Data supplied »

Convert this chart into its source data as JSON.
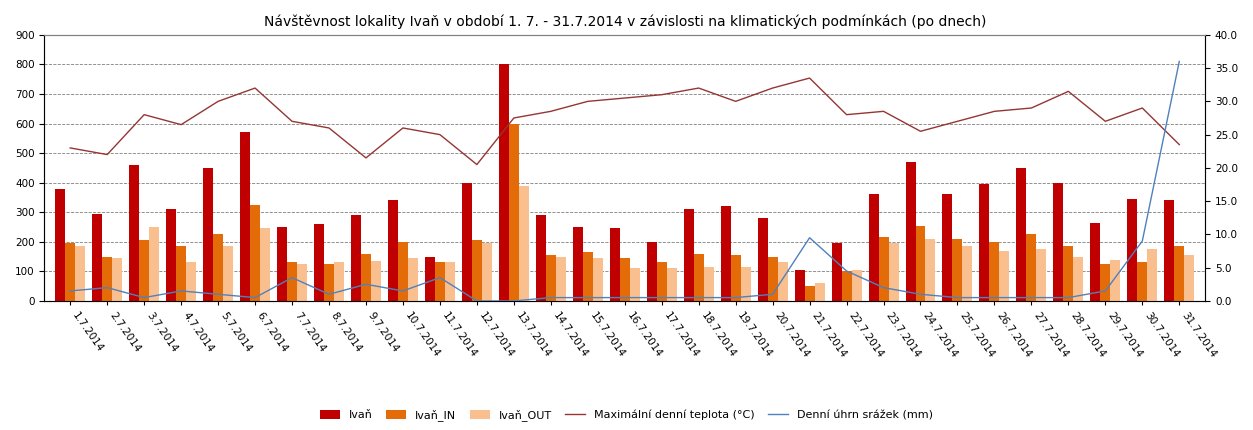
{
  "title": "Návštěvnost lokality Ivaň v období 1. 7. - 31.7.2014 v závislosti na klimatických podmínkách (po dnech)",
  "dates": [
    "1.7.2014",
    "2.7.2014",
    "3.7.2014",
    "4.7.2014",
    "5.7.2014",
    "6.7.2014",
    "7.7.2014",
    "8.7.2014",
    "9.7.2014",
    "10.7.2014",
    "11.7.2014",
    "12.7.2014",
    "13.7.2014",
    "14.7.2014",
    "15.7.2014",
    "16.7.2014",
    "17.7.2014",
    "18.7.2014",
    "19.7.2014",
    "20.7.2014",
    "21.7.2014",
    "22.7.2014",
    "23.7.2014",
    "24.7.2014",
    "25.7.2014",
    "26.7.2014",
    "27.7.2014",
    "28.7.2014",
    "29.7.2014",
    "30.7.2014",
    "31.7.2014"
  ],
  "ivan": [
    380,
    295,
    460,
    310,
    450,
    570,
    250,
    260,
    290,
    340,
    150,
    400,
    800,
    290,
    250,
    245,
    200,
    310,
    320,
    280,
    105,
    195,
    360,
    470,
    360,
    395,
    450,
    400,
    265,
    345,
    340
  ],
  "ivan_in": [
    195,
    150,
    205,
    185,
    225,
    325,
    130,
    125,
    160,
    200,
    130,
    205,
    600,
    155,
    165,
    145,
    130,
    160,
    155,
    150,
    50,
    100,
    215,
    255,
    210,
    200,
    225,
    185,
    125,
    130,
    185
  ],
  "ivan_out": [
    185,
    145,
    250,
    130,
    185,
    245,
    125,
    130,
    135,
    145,
    130,
    195,
    390,
    150,
    145,
    110,
    110,
    115,
    115,
    130,
    60,
    105,
    195,
    210,
    185,
    170,
    175,
    150,
    140,
    175,
    155
  ],
  "temp": [
    23.0,
    22.0,
    28.0,
    26.5,
    30.0,
    32.0,
    27.0,
    26.0,
    21.5,
    26.0,
    25.0,
    20.5,
    27.5,
    28.5,
    30.0,
    30.5,
    31.0,
    32.0,
    30.0,
    32.0,
    33.5,
    28.0,
    28.5,
    25.5,
    27.0,
    28.5,
    29.0,
    31.5,
    27.0,
    29.0,
    23.5
  ],
  "rain": [
    1.5,
    2.0,
    0.5,
    1.5,
    1.0,
    0.5,
    3.5,
    1.0,
    2.5,
    1.5,
    3.5,
    0.0,
    0.0,
    0.5,
    0.5,
    0.5,
    0.5,
    0.5,
    0.5,
    1.0,
    9.5,
    4.5,
    2.0,
    1.0,
    0.5,
    0.5,
    0.5,
    0.5,
    1.5,
    9.0,
    36.0
  ],
  "bar_color_ivan": "#c00000",
  "bar_color_in": "#e36c09",
  "bar_color_out": "#fabf8f",
  "line_color_temp": "#943634",
  "line_color_rain": "#4f81bd",
  "ylim_left": [
    0,
    900
  ],
  "ylim_right": [
    0,
    40
  ],
  "yticks_left": [
    0,
    100,
    200,
    300,
    400,
    500,
    600,
    700,
    800,
    900
  ],
  "yticks_right": [
    0.0,
    5.0,
    10.0,
    15.0,
    20.0,
    25.0,
    30.0,
    35.0,
    40.0
  ],
  "legend_labels": [
    "Ivaň",
    "Ivaň_IN",
    "Ivaň_OUT",
    "Maximální denní teplota (°C)",
    "Denní úhrn srážek (mm)"
  ],
  "background_color": "#ffffff",
  "title_fontsize": 10,
  "tick_fontsize": 7.5,
  "legend_fontsize": 8
}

Task requirements » Restate each entry word for word, please, but drop any images it holds.

Correct answer »
Convert this chart into its source data as JSON.
{
  "title": "Návštěvnost lokality Ivaň v období 1. 7. - 31.7.2014 v závislosti na klimatických podmínkách (po dnech)",
  "dates": [
    "1.7.2014",
    "2.7.2014",
    "3.7.2014",
    "4.7.2014",
    "5.7.2014",
    "6.7.2014",
    "7.7.2014",
    "8.7.2014",
    "9.7.2014",
    "10.7.2014",
    "11.7.2014",
    "12.7.2014",
    "13.7.2014",
    "14.7.2014",
    "15.7.2014",
    "16.7.2014",
    "17.7.2014",
    "18.7.2014",
    "19.7.2014",
    "20.7.2014",
    "21.7.2014",
    "22.7.2014",
    "23.7.2014",
    "24.7.2014",
    "25.7.2014",
    "26.7.2014",
    "27.7.2014",
    "28.7.2014",
    "29.7.2014",
    "30.7.2014",
    "31.7.2014"
  ],
  "ivan": [
    380,
    295,
    460,
    310,
    450,
    570,
    250,
    260,
    290,
    340,
    150,
    400,
    800,
    290,
    250,
    245,
    200,
    310,
    320,
    280,
    105,
    195,
    360,
    470,
    360,
    395,
    450,
    400,
    265,
    345,
    340
  ],
  "ivan_in": [
    195,
    150,
    205,
    185,
    225,
    325,
    130,
    125,
    160,
    200,
    130,
    205,
    600,
    155,
    165,
    145,
    130,
    160,
    155,
    150,
    50,
    100,
    215,
    255,
    210,
    200,
    225,
    185,
    125,
    130,
    185
  ],
  "ivan_out": [
    185,
    145,
    250,
    130,
    185,
    245,
    125,
    130,
    135,
    145,
    130,
    195,
    390,
    150,
    145,
    110,
    110,
    115,
    115,
    130,
    60,
    105,
    195,
    210,
    185,
    170,
    175,
    150,
    140,
    175,
    155
  ],
  "temp": [
    23.0,
    22.0,
    28.0,
    26.5,
    30.0,
    32.0,
    27.0,
    26.0,
    21.5,
    26.0,
    25.0,
    20.5,
    27.5,
    28.5,
    30.0,
    30.5,
    31.0,
    32.0,
    30.0,
    32.0,
    33.5,
    28.0,
    28.5,
    25.5,
    27.0,
    28.5,
    29.0,
    31.5,
    27.0,
    29.0,
    23.5
  ],
  "rain": [
    1.5,
    2.0,
    0.5,
    1.5,
    1.0,
    0.5,
    3.5,
    1.0,
    2.5,
    1.5,
    3.5,
    0.0,
    0.0,
    0.5,
    0.5,
    0.5,
    0.5,
    0.5,
    0.5,
    1.0,
    9.5,
    4.5,
    2.0,
    1.0,
    0.5,
    0.5,
    0.5,
    0.5,
    1.5,
    9.0,
    36.0
  ],
  "bar_color_ivan": "#c00000",
  "bar_color_in": "#e36c09",
  "bar_color_out": "#fabf8f",
  "line_color_temp": "#943634",
  "line_color_rain": "#4f81bd",
  "ylim_left": [
    0,
    900
  ],
  "ylim_right": [
    0,
    40
  ],
  "yticks_left": [
    0,
    100,
    200,
    300,
    400,
    500,
    600,
    700,
    800,
    900
  ],
  "yticks_right": [
    0.0,
    5.0,
    10.0,
    15.0,
    20.0,
    25.0,
    30.0,
    35.0,
    40.0
  ],
  "legend_labels": [
    "Ivaň",
    "Ivaň_IN",
    "Ivaň_OUT",
    "Maximální denní teplota (°C)",
    "Denní úhrn srážek (mm)"
  ],
  "background_color": "#ffffff",
  "title_fontsize": 10,
  "tick_fontsize": 7.5,
  "legend_fontsize": 8
}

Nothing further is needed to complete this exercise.